* begin *

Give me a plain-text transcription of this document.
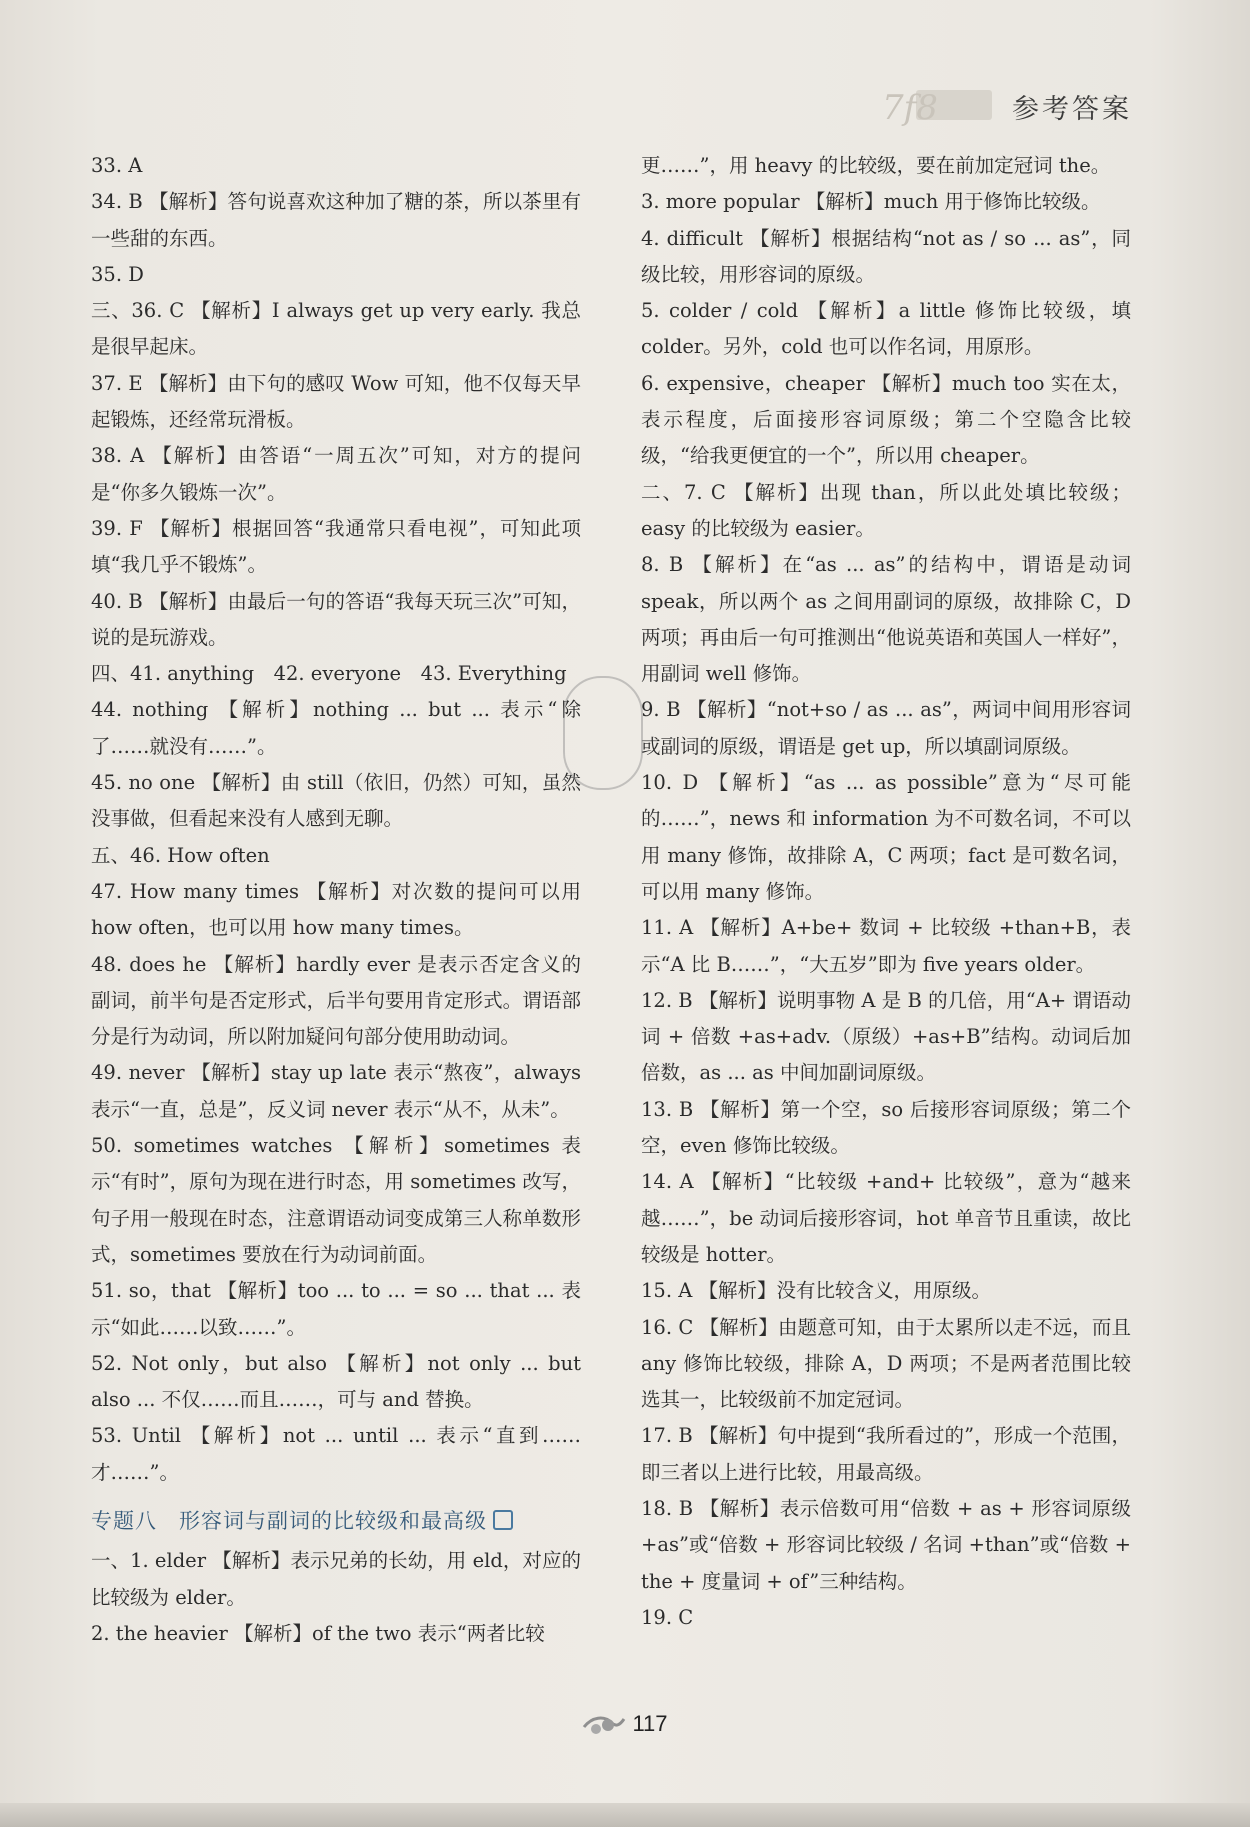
7f8	参考答案

33. A

34. B 【解析】答句说喜欢这种加了糖的茶，所以茶里有一些甜的东西。

35. D

三、36. C 【解析】I always get up very early. 我总是很早起床。

37. E 【解析】由下句的感叹 Wow 可知，他不仅每天早起锻炼，还经常玩滑板。

38. A 【解析】由答语“一周五次”可知，对方的提问是“你多久锻炼一次”。

39. F 【解析】根据回答“我通常只看电视”，可知此项填“我几乎不锻炼”。

40. B 【解析】由最后一句的答语“我每天玩三次”可知，说的是玩游戏。

四、41. anything　42. everyone　43. Everything

44. nothing 【解析】nothing ... but ... 表示“除了……就没有……”。

45. no one 【解析】由 still（依旧，仍然）可知，虽然没事做，但看起来没有人感到无聊。

五、46. How often

47. How many times 【解析】对次数的提问可以用 how often，也可以用 how many times。

48. does he 【解析】hardly ever 是表示否定含义的副词，前半句是否定形式，后半句要用肯定形式。谓语部分是行为动词，所以附加疑问句部分使用助动词。

49. never 【解析】stay up late 表示“熬夜”，always 表示“一直，总是”，反义词 never 表示“从不，从未”。

50. sometimes watches 【解析】sometimes 表示“有时”，原句为现在进行时态，用 sometimes 改写，句子用一般现在时态，注意谓语动词变成第三人称单数形式，sometimes 要放在行为动词前面。

51. so，that 【解析】too ... to ... = so ... that ... 表示“如此……以致……”。

52. Not only，but also 【解析】not only ... but also ... 不仅……而且……，可与 and 替换。

53. Until 【解析】not ... until ... 表示“直到……才……”。

专题八　形容词与副词的比较级和最高级

一、1. elder 【解析】表示兄弟的长幼，用 eld，对应的比较级为 elder。

2. the heavier 【解析】of the two 表示“两者比较

更……”，用 heavy 的比较级，要在前加定冠词 the。

3. more popular 【解析】much 用于修饰比较级。

4. difficult 【解析】根据结构“not as / so ... as”，同级比较，用形容词的原级。

5. colder / cold 【解析】a little 修饰比较级，填 colder。另外，cold 也可以作名词，用原形。

6. expensive，cheaper 【解析】much too 实在太，表示程度，后面接形容词原级；第二个空隐含比较级，“给我更便宜的一个”，所以用 cheaper。

二、7. C 【解析】出现 than，所以此处填比较级；easy 的比较级为 easier。

8. B 【解析】在“as ... as”的结构中，谓语是动词 speak，所以两个 as 之间用副词的原级，故排除 C，D 两项；再由后一句可推测出“他说英语和英国人一样好”，用副词 well 修饰。

9. B 【解析】“not+so / as ... as”，两词中间用形容词或副词的原级，谓语是 get up，所以填副词原级。

10. D 【解析】“as ... as possible”意为“尽可能的……”，news 和 information 为不可数名词，不可以用 many 修饰，故排除 A，C 两项；fact 是可数名词，可以用 many 修饰。

11. A 【解析】A+be+ 数词 + 比较级 +than+B，表示“A 比 B……”，“大五岁”即为 five years older。

12. B 【解析】说明事物 A 是 B 的几倍，用“A+ 谓语动词 + 倍数 +as+adv.（原级）+as+B”结构。动词后加倍数，as ... as 中间加副词原级。

13. B 【解析】第一个空，so 后接形容词原级；第二个空，even 修饰比较级。

14. A 【解析】“比较级 +and+ 比较级”，意为“越来越……”，be 动词后接形容词，hot 单音节且重读，故比较级是 hotter。

15. A 【解析】没有比较含义，用原级。

16. C 【解析】由题意可知，由于太累所以走不远，而且 any 修饰比较级，排除 A，D 两项；不是两者范围比较选其一，比较级前不加定冠词。

17. B 【解析】句中提到“我所看过的”，形成一个范围，即三者以上进行比较，用最高级。

18. B 【解析】表示倍数可用“倍数 + as + 形容词原级 +as”或“倍数 + 形容词比较级 / 名词 +than”或“倍数 + the + 度量词 + of”三种结构。

19. C

117
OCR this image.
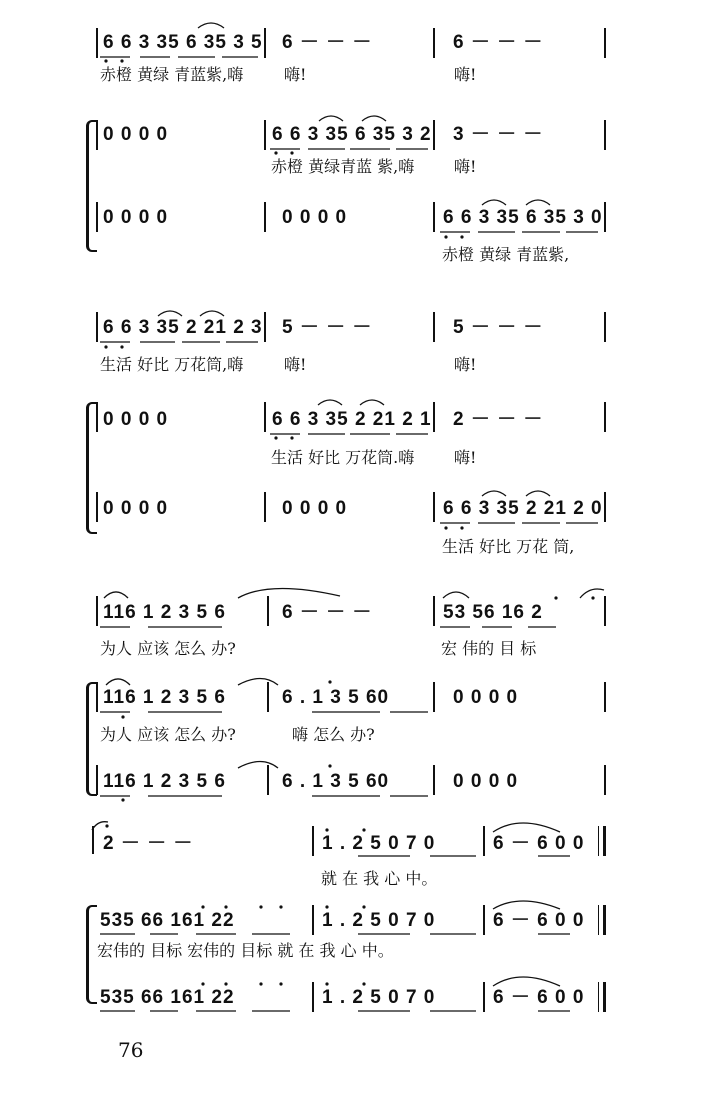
6 6 3 35 6 35 3 5 6 － － －	6 － － －
赤橙 黄绿 青蓝紫,嗨	嗨!	嗨!
0 0 0 0	6 6 3 35 6 35 3 2 3 － － －
赤橙 黄绿青蓝 紫,嗨 嗨!
0 0 0 0	0 0 0 0	6 6 3 35 6 35 3 0
赤橙 黄绿 青蓝紫,
6 6 3 35 2 21 2 3 5 － － －	5 － － －
生活 好比 万花筒,嗨	嗨!	嗨!
0 0 0 0	6 6 3 35 2 21 2 1 2 － － －
生活 好比 万花筒.嗨 嗨!
0 0 0 0	0 0 0 0	6 6 3 35 2 21 2 0
生活 好比 万花 筒,
116 1 2 3 5 6	6 － － －	53 56 16 2
为人 应该 怎么 办?	宏 伟的 目 标
116 1 2 3 5 6	6 . 1 3 5 60	0 0 0 0
为人 应该 怎么 办?	嗨 怎么 办?
116 1 2 3 5 6	6 . 1 3 5 60	0 0 0 0
2 － － －	1 . 2 5 0 7 0	6 － 6 0 0
就 在 我 心 中。
535 66 161 22	1 . 2 5 0 7 0	6 － 6 0 0
宏伟的 目标 宏伟的 目标 就 在 我 心 中。
535 66 161 22	1 . 2 5 0 7 0	6 － 6 0 0
76
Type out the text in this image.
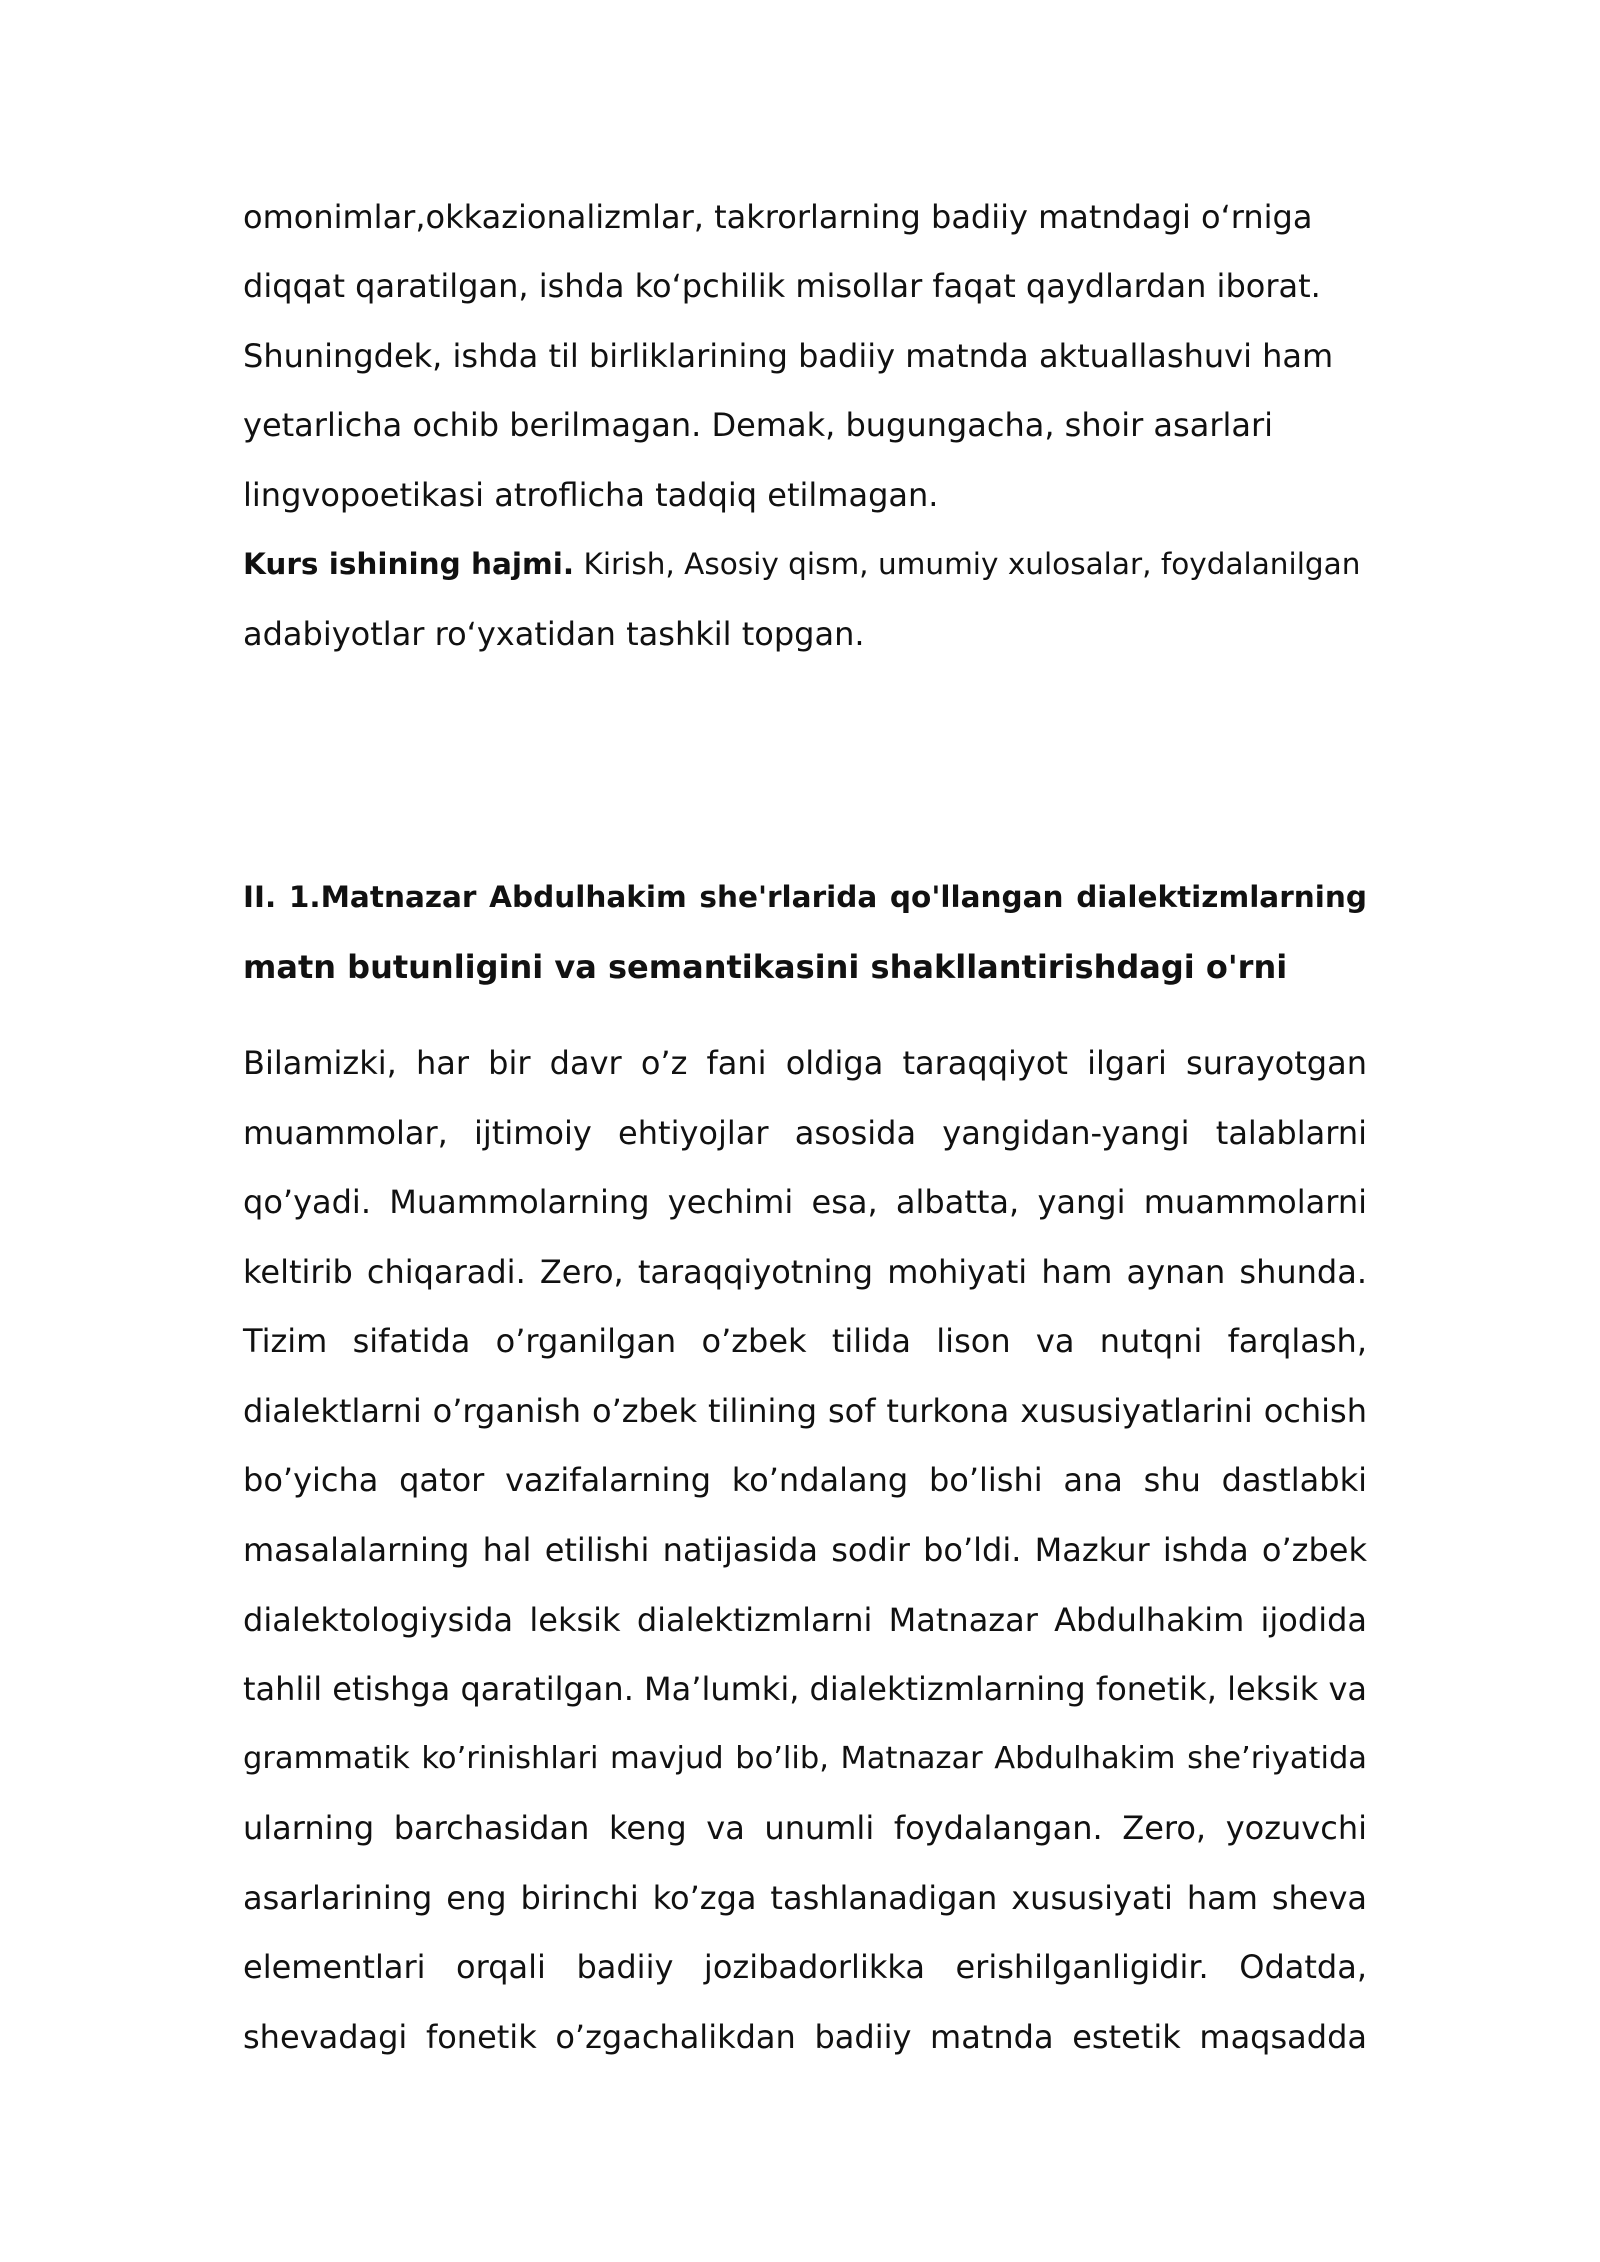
omonimlar,okkazionalizmlar, takrorlarning badiiy matndagi oʻrniga
diqqat qaratilgan, ishda koʻpchilik misollar faqat qaydlardan iborat.
Shuningdek, ishda til birliklarining badiiy matnda aktuallashuvi ham
yetarlicha ochib berilmagan. Demak, bugungacha, shoir asarlari
lingvopoetikasi atroflicha tadqiq etilmagan.
Kurs ishining hajmi. Kirish, Asosiy qism, umumiy xulosalar, foydalanilgan
adabiyotlar roʻyxatidan tashkil topgan.
II. 1.Matnazar Abdulhakim she'rlarida qo'llangan dialektizmlarning
matn butunligini va semantikasini shakllantirishdagi o'rni
Bilamizki, har bir davr o’z fani oldiga taraqqiyot ilgari surayotgan
muammolar, ijtimoiy ehtiyojlar asosida yangidan-yangi talablarni
qo’yadi. Muammolarning yechimi esa, albatta, yangi muammolarni
keltirib chiqaradi. Zero, taraqqiyotning mohiyati ham aynan shunda.
Tizim sifatida o’rganilgan o’zbek tilida lison va nutqni farqlash,
dialektlarni o’rganish o’zbek tilining sof turkona xususiyatlarini ochish
bo’yicha qator vazifalarning ko’ndalang bo’lishi ana shu dastlabki
masalalarning hal etilishi natijasida sodir bo’ldi. Mazkur ishda o’zbek
dialektologiysida leksik dialektizmlarni Matnazar Abdulhakim ijodida
tahlil etishga qaratilgan. Ma’lumki, dialektizmlarning fonetik, leksik va
grammatik ko’rinishlari mavjud bo’lib, Matnazar Abdulhakim she’riyatida
ularning barchasidan keng va unumli foydalangan. Zero, yozuvchi
asarlarining eng birinchi ko’zga tashlanadigan xususiyati ham sheva
elementlari orqali badiiy jozibadorlikka erishilganligidir. Odatda,
shevadagi fonetik o’zgachalikdan badiiy matnda estetik maqsadda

* end *

Output a single number: how many lines contain the word "zbek".

3